>> Begin

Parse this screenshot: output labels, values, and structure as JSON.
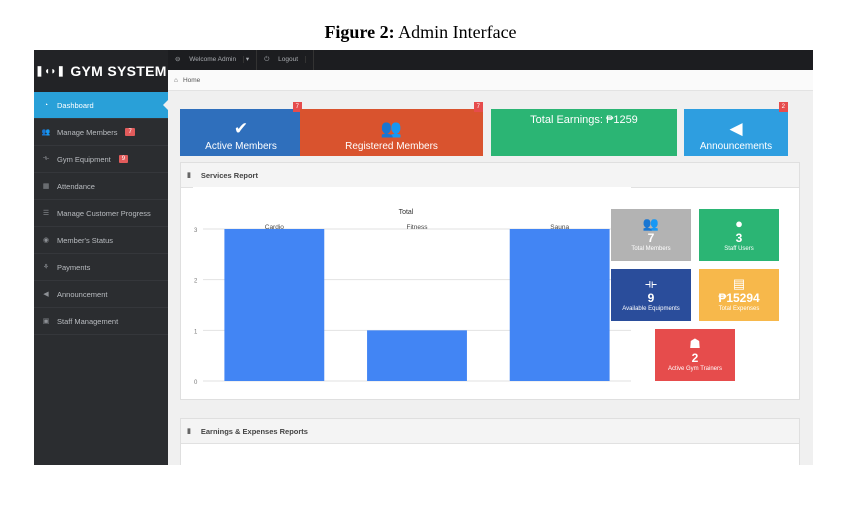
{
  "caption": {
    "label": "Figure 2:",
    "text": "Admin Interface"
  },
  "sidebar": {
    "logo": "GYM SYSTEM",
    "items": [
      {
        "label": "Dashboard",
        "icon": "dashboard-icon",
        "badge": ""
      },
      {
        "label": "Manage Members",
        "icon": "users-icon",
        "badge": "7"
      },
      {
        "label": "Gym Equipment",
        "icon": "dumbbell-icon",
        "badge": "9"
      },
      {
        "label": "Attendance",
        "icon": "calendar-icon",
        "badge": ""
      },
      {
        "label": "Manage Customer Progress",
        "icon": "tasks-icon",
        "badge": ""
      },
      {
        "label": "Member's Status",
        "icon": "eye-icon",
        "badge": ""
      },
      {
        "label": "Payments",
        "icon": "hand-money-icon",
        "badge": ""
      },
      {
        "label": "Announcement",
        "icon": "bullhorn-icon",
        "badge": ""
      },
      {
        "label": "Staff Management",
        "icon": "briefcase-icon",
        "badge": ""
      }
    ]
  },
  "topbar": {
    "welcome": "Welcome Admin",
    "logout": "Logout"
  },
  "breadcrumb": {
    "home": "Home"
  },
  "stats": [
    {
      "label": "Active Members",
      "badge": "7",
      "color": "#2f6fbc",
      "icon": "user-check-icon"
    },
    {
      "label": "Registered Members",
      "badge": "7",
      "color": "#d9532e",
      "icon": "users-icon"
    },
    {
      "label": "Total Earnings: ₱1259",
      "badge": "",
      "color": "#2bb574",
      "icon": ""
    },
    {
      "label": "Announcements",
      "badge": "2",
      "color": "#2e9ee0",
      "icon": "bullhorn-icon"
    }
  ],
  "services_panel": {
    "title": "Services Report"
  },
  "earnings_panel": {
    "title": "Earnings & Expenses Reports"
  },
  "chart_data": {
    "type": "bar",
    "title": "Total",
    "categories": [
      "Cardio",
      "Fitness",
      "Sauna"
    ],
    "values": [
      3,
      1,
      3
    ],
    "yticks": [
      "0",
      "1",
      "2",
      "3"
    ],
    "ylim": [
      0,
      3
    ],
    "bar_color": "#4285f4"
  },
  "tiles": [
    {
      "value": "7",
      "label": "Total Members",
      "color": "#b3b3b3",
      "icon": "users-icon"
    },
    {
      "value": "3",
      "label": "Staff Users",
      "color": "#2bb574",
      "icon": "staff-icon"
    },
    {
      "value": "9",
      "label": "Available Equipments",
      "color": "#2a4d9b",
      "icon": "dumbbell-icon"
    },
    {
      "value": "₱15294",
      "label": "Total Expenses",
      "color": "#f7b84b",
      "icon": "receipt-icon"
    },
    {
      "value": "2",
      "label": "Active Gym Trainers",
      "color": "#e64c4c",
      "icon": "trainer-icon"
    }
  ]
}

>> End
>> Begin

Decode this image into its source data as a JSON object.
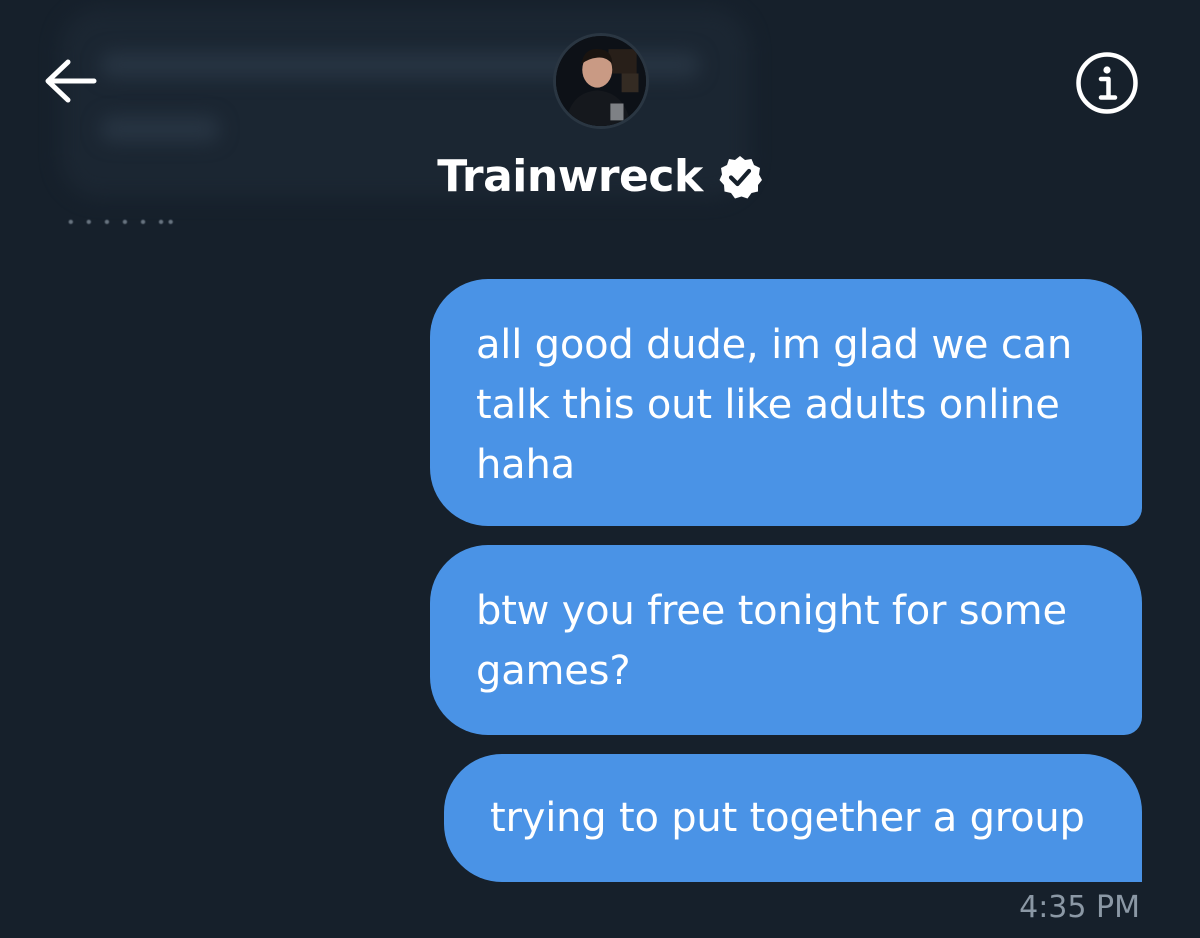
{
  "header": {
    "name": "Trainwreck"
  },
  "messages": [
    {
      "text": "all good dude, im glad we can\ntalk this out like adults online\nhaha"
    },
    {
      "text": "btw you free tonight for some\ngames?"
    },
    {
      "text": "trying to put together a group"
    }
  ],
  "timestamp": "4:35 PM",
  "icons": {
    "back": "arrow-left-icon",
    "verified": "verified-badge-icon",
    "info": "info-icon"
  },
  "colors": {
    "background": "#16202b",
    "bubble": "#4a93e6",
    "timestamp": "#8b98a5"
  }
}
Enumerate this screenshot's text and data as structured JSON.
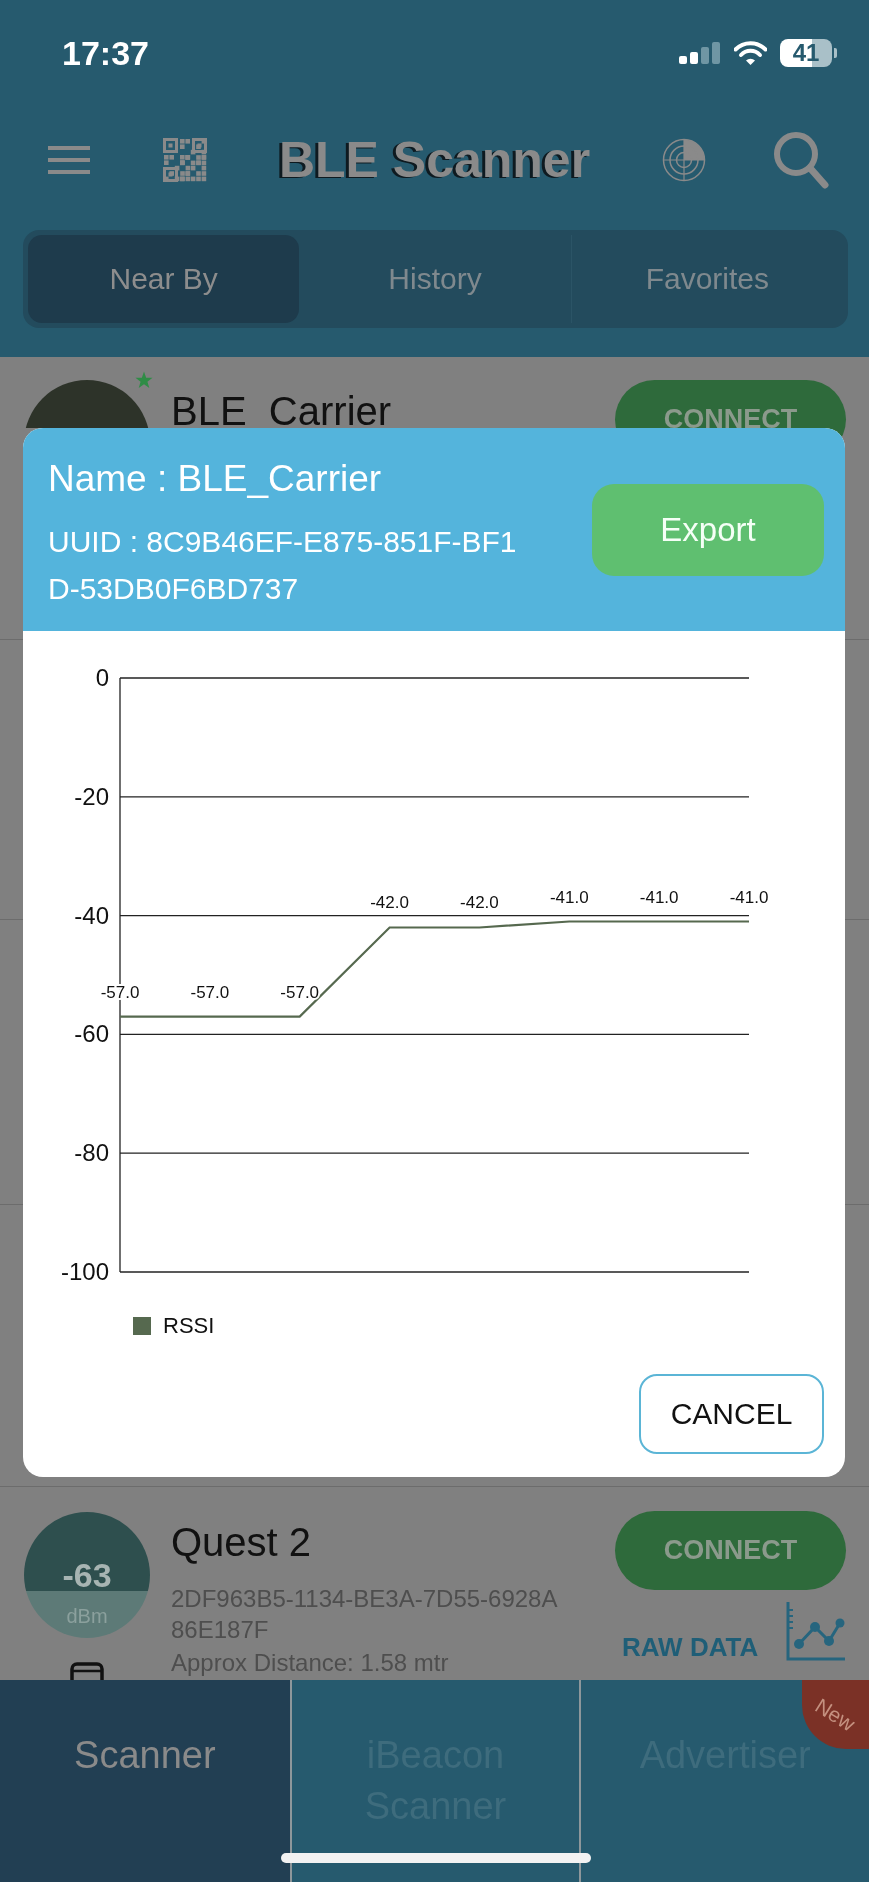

>> End

**Objective**
Starting at the line that contains "Decode this image" and ending at the line that contains "Enumerate this screenshot's", give the lines again exactly. Do not include the pictures.

**Full response**
Decode this image into its source data as a JSON object.
{
  "header": {
    "name": "Trainwreck"
  },
  "messages": [
    {
      "text": "all good dude, im glad we can\ntalk this out like adults online\nhaha"
    },
    {
      "text": "btw you free tonight for some\ngames?"
    },
    {
      "text": "trying to put together a group"
    }
  ],
  "timestamp": "4:35 PM",
  "icons": {
    "back": "arrow-left-icon",
    "verified": "verified-badge-icon",
    "info": "info-icon"
  },
  "colors": {
    "background": "#16202b",
    "bubble": "#4a93e6",
    "timestamp": "#8b98a5"
  }
}
Enumerate this screenshot's text and data as structured JSON.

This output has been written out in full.